** Required task **
From the entries below, extract every line that includes the word "бюджета".

** Source data **
▼
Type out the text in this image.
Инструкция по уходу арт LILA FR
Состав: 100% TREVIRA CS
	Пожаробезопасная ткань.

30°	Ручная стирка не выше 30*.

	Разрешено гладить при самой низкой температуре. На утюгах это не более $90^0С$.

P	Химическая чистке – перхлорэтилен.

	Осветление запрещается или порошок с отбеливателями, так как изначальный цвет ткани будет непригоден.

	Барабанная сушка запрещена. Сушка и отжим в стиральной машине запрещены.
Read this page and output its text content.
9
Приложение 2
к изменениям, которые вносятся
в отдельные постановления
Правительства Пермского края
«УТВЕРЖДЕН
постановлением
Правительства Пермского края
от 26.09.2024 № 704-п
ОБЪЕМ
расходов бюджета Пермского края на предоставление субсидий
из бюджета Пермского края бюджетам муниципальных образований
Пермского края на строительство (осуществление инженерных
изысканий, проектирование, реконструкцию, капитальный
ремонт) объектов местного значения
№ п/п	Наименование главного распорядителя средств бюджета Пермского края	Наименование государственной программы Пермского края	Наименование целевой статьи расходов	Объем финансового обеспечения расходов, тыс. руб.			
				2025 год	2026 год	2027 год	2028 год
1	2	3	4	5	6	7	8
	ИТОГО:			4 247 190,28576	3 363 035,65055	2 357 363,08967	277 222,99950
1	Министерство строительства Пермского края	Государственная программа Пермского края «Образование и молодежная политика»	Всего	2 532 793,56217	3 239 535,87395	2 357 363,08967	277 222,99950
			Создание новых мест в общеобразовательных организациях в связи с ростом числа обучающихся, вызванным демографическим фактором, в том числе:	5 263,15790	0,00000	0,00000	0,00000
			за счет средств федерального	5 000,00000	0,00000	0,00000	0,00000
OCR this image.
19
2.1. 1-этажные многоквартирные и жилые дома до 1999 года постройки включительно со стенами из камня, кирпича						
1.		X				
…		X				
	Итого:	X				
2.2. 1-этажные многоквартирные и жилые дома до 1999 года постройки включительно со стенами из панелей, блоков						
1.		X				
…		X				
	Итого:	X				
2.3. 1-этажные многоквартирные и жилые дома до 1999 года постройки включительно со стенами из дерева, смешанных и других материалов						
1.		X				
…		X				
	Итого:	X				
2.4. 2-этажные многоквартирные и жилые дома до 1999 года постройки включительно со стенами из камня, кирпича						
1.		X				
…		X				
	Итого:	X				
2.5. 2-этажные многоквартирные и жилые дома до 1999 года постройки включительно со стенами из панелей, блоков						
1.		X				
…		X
▲
** Finished task **
расходов бюджета Пермского края на предоставление субсидий
из бюджета Пермского края бюджетам муниципальных образований
№ п/п	Наименование главного распорядителя средств бюджета Пермского края	Наименование государственной программы Пермского края	Наименование целевой статьи расходов	Объем финансового обеспечения расходов, тыс. руб.			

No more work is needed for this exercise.